In the records below, find each line with the word "JSON" and copy it.

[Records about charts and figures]
____________
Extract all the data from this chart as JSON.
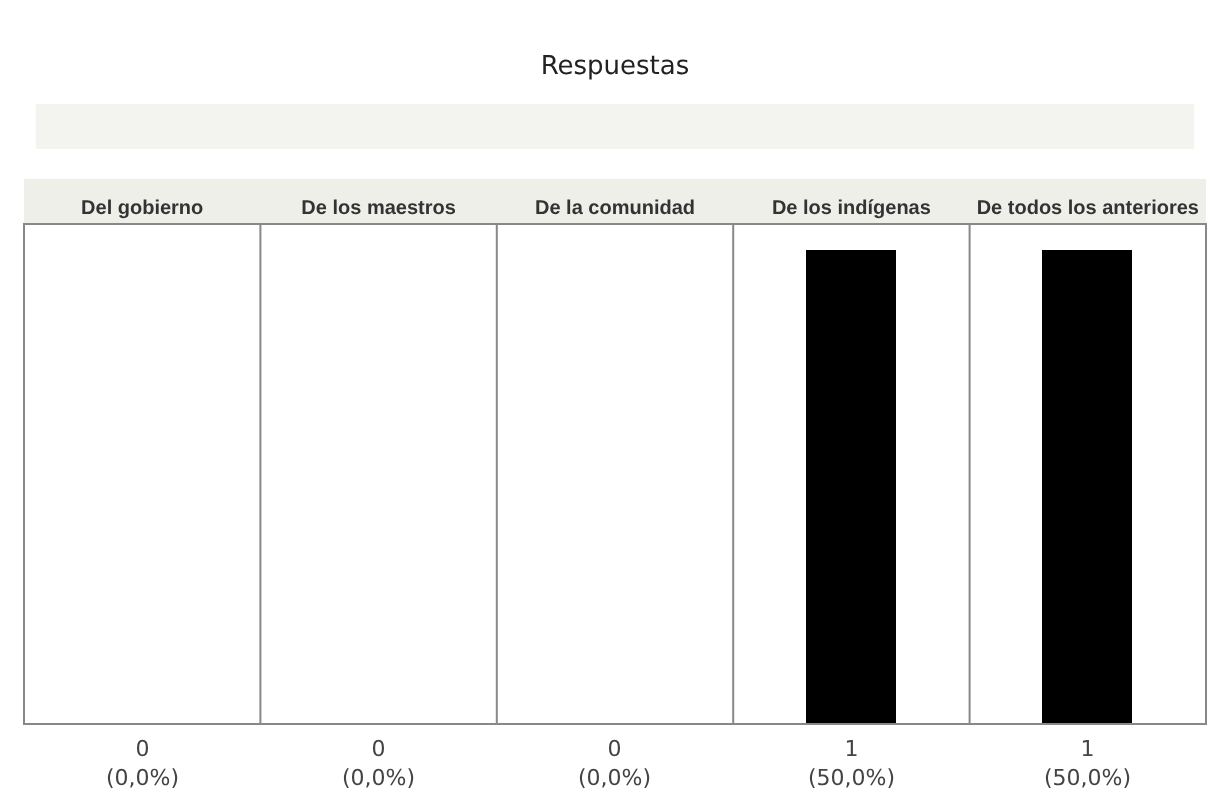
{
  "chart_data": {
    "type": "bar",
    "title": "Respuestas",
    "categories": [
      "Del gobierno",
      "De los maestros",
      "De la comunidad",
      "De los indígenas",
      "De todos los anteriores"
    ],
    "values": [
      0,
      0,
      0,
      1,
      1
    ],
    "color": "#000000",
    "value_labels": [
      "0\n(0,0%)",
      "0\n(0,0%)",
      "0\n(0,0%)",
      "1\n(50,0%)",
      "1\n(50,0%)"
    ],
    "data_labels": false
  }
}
____________
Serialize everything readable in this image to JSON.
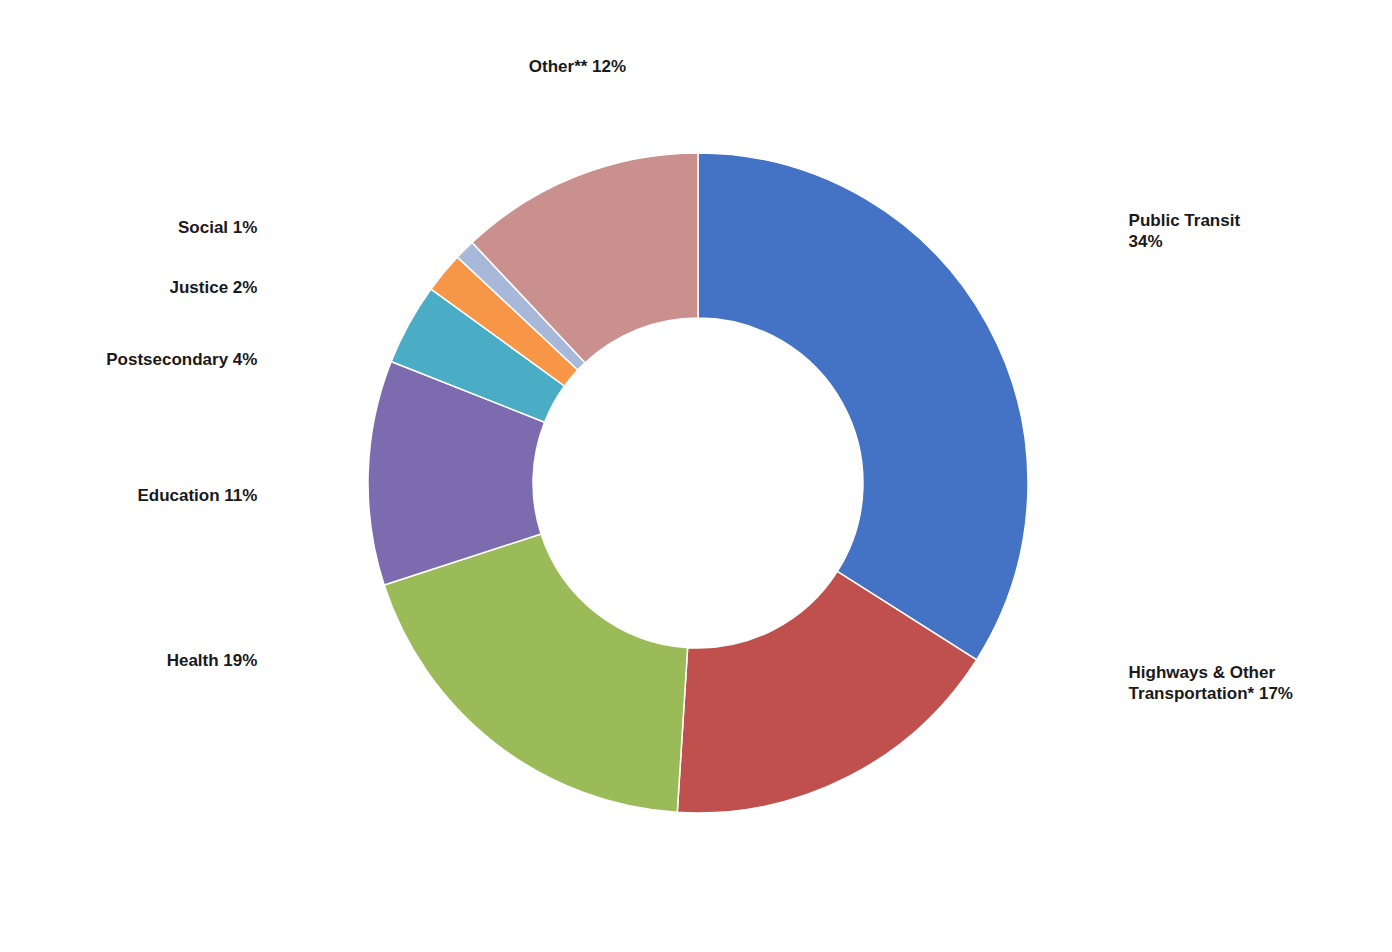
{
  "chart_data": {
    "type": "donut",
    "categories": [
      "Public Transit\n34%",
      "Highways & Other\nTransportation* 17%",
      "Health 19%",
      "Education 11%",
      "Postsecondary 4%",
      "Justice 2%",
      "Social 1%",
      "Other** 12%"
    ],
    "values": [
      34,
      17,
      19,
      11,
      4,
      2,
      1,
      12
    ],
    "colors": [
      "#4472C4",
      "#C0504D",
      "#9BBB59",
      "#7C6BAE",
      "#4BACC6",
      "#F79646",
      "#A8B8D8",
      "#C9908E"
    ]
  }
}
____________
» **The result**:
Extract all the data from this chart as JSON.
Serialize everything readable in this image to JSON.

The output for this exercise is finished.